● **SUPPLIED MATERIAL**

════════

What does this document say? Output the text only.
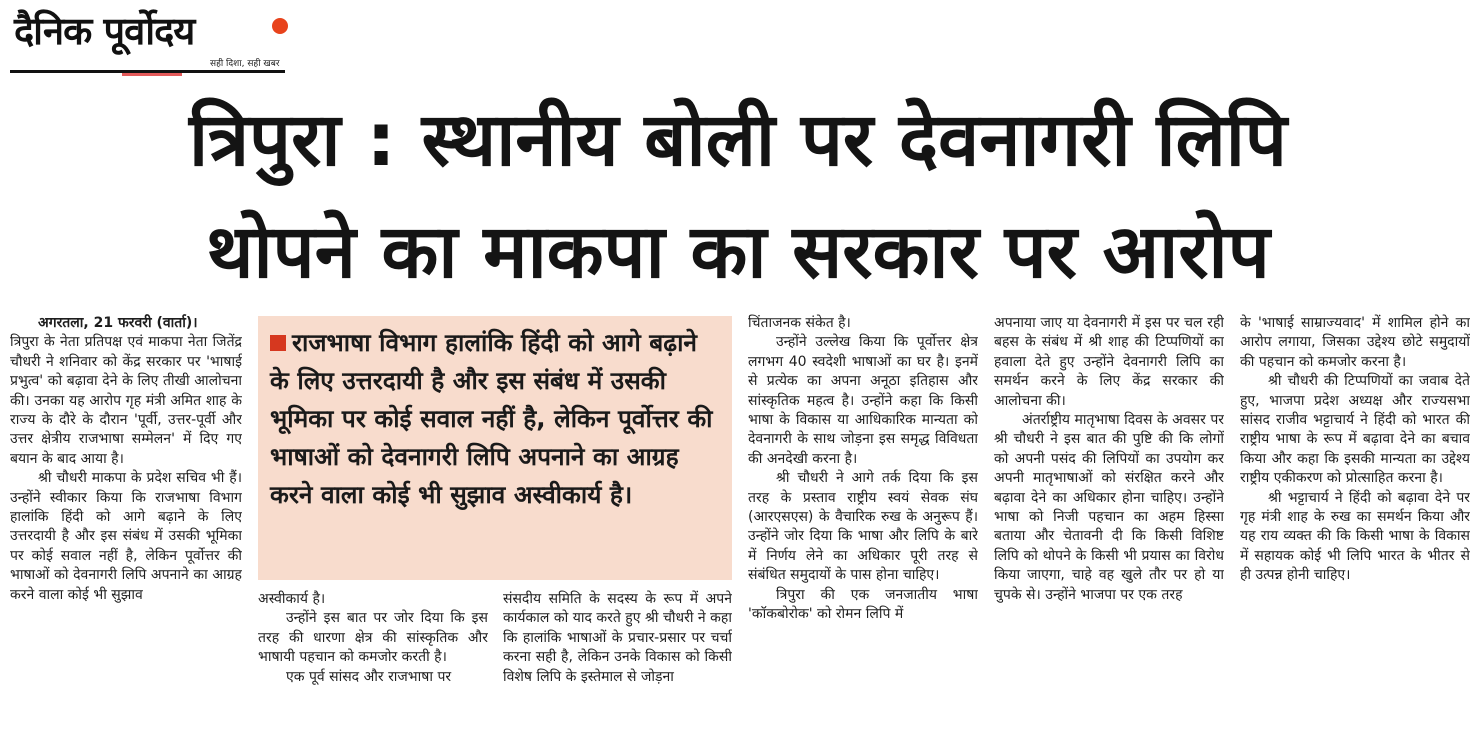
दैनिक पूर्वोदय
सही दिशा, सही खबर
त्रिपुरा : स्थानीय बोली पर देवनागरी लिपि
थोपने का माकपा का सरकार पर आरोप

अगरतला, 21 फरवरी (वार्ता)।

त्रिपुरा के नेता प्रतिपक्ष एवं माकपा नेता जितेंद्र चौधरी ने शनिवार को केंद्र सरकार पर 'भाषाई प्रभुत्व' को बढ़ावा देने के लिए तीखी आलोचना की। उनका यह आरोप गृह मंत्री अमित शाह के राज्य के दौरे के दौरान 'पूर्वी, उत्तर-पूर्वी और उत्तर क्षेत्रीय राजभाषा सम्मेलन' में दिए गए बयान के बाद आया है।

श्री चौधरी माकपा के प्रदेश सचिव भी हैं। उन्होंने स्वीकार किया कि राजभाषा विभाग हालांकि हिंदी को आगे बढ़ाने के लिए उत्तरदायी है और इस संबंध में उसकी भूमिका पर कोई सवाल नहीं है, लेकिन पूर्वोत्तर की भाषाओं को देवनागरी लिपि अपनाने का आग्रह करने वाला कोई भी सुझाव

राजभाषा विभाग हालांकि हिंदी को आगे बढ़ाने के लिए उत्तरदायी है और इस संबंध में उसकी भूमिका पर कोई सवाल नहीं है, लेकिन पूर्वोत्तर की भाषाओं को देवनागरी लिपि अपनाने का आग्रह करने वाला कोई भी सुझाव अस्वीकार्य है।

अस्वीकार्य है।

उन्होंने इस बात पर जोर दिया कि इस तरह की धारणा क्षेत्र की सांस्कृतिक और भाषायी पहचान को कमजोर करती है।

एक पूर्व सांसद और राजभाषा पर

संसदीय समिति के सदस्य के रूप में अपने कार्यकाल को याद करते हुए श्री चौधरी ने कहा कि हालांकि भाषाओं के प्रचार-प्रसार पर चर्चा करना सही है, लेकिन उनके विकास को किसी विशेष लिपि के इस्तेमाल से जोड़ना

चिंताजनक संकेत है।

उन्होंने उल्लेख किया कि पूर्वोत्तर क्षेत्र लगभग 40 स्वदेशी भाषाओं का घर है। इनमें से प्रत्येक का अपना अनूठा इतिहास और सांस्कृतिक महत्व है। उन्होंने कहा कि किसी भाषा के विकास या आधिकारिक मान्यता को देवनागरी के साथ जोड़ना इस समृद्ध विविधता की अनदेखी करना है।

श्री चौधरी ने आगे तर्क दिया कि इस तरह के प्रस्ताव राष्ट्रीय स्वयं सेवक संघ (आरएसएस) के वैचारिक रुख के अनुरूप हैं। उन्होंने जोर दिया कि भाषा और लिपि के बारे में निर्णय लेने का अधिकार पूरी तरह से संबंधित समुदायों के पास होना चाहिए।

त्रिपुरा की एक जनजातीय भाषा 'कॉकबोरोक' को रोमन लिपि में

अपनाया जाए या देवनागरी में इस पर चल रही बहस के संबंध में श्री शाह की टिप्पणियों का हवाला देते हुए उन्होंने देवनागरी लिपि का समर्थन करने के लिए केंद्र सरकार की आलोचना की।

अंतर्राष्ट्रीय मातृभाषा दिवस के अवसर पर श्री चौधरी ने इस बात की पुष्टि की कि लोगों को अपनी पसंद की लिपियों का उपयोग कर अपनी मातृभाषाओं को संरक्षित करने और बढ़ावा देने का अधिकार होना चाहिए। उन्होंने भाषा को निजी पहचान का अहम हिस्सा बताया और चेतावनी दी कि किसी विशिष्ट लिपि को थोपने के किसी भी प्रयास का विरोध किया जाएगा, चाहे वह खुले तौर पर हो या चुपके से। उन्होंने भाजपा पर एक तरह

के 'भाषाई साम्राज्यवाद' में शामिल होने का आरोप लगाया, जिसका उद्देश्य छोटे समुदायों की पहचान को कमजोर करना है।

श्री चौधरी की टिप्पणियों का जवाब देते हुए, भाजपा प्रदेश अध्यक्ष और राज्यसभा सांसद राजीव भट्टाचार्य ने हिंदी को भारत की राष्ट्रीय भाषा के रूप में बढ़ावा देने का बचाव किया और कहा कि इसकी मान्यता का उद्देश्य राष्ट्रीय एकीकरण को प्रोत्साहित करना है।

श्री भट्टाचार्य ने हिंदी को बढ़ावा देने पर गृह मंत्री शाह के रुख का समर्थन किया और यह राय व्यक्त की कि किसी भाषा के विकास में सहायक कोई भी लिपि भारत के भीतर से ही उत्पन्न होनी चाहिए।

════════

● **WHAT YOU ARE ASKED TO DO**
Repeat each line of the records above exactly, but do not copy the pictures.

● **SOLUTION TO THIS TASK**
What does this document say? Output the text only.
दैनिक पूर्वोदय
सही दिशा, सही खबर
त्रिपुरा : स्थानीय बोली पर देवनागरी लिपि
थोपने का माकपा का सरकार पर आरोप

अगरतला, 21 फरवरी (वार्ता)।

त्रिपुरा के नेता प्रतिपक्ष एवं माकपा नेता जितेंद्र चौधरी ने शनिवार को केंद्र सरकार पर 'भाषाई प्रभुत्व' को बढ़ावा देने के लिए तीखी आलोचना की। उनका यह आरोप गृह मंत्री अमित शाह के राज्य के दौरे के दौरान 'पूर्वी, उत्तर-पूर्वी और उत्तर क्षेत्रीय राजभाषा सम्मेलन' में दिए गए बयान के बाद आया है।

श्री चौधरी माकपा के प्रदेश सचिव भी हैं। उन्होंने स्वीकार किया कि राजभाषा विभाग हालांकि हिंदी को आगे बढ़ाने के लिए उत्तरदायी है और इस संबंध में उसकी भूमिका पर कोई सवाल नहीं है, लेकिन पूर्वोत्तर की भाषाओं को देवनागरी लिपि अपनाने का आग्रह करने वाला कोई भी सुझाव

राजभाषा विभाग हालांकि हिंदी को आगे बढ़ाने के लिए उत्तरदायी है और इस संबंध में उसकी भूमिका पर कोई सवाल नहीं है, लेकिन पूर्वोत्तर की भाषाओं को देवनागरी लिपि अपनाने का आग्रह करने वाला कोई भी सुझाव अस्वीकार्य है।

अस्वीकार्य है।

उन्होंने इस बात पर जोर दिया कि इस तरह की धारणा क्षेत्र की सांस्कृतिक और भाषायी पहचान को कमजोर करती है।

एक पूर्व सांसद और राजभाषा पर

संसदीय समिति के सदस्य के रूप में अपने कार्यकाल को याद करते हुए श्री चौधरी ने कहा कि हालांकि भाषाओं के प्रचार-प्रसार पर चर्चा करना सही है, लेकिन उनके विकास को किसी विशेष लिपि के इस्तेमाल से जोड़ना

चिंताजनक संकेत है।

उन्होंने उल्लेख किया कि पूर्वोत्तर क्षेत्र लगभग 40 स्वदेशी भाषाओं का घर है। इनमें से प्रत्येक का अपना अनूठा इतिहास और सांस्कृतिक महत्व है। उन्होंने कहा कि किसी भाषा के विकास या आधिकारिक मान्यता को देवनागरी के साथ जोड़ना इस समृद्ध विविधता की अनदेखी करना है।

श्री चौधरी ने आगे तर्क दिया कि इस तरह के प्रस्ताव राष्ट्रीय स्वयं सेवक संघ (आरएसएस) के वैचारिक रुख के अनुरूप हैं। उन्होंने जोर दिया कि भाषा और लिपि के बारे में निर्णय लेने का अधिकार पूरी तरह से संबंधित समुदायों के पास होना चाहिए।

त्रिपुरा की एक जनजातीय भाषा 'कॉकबोरोक' को रोमन लिपि में

अपनाया जाए या देवनागरी में इस पर चल रही बहस के संबंध में श्री शाह की टिप्पणियों का हवाला देते हुए उन्होंने देवनागरी लिपि का समर्थन करने के लिए केंद्र सरकार की आलोचना की।

अंतर्राष्ट्रीय मातृभाषा दिवस के अवसर पर श्री चौधरी ने इस बात की पुष्टि की कि लोगों को अपनी पसंद की लिपियों का उपयोग कर अपनी मातृभाषाओं को संरक्षित करने और बढ़ावा देने का अधिकार होना चाहिए। उन्होंने भाषा को निजी पहचान का अहम हिस्सा बताया और चेतावनी दी कि किसी विशिष्ट लिपि को थोपने के किसी भी प्रयास का विरोध किया जाएगा, चाहे वह खुले तौर पर हो या चुपके से। उन्होंने भाजपा पर एक तरह

के 'भाषाई साम्राज्यवाद' में शामिल होने का आरोप लगाया, जिसका उद्देश्य छोटे समुदायों की पहचान को कमजोर करना है।

श्री चौधरी की टिप्पणियों का जवाब देते हुए, भाजपा प्रदेश अध्यक्ष और राज्यसभा सांसद राजीव भट्टाचार्य ने हिंदी को भारत की राष्ट्रीय भाषा के रूप में बढ़ावा देने का बचाव किया और कहा कि इसकी मान्यता का उद्देश्य राष्ट्रीय एकीकरण को प्रोत्साहित करना है।

श्री भट्टाचार्य ने हिंदी को बढ़ावा देने पर गृह मंत्री शाह के रुख का समर्थन किया और यह राय व्यक्त की कि किसी भाषा के विकास में सहायक कोई भी लिपि भारत के भीतर से ही उत्पन्न होनी चाहिए।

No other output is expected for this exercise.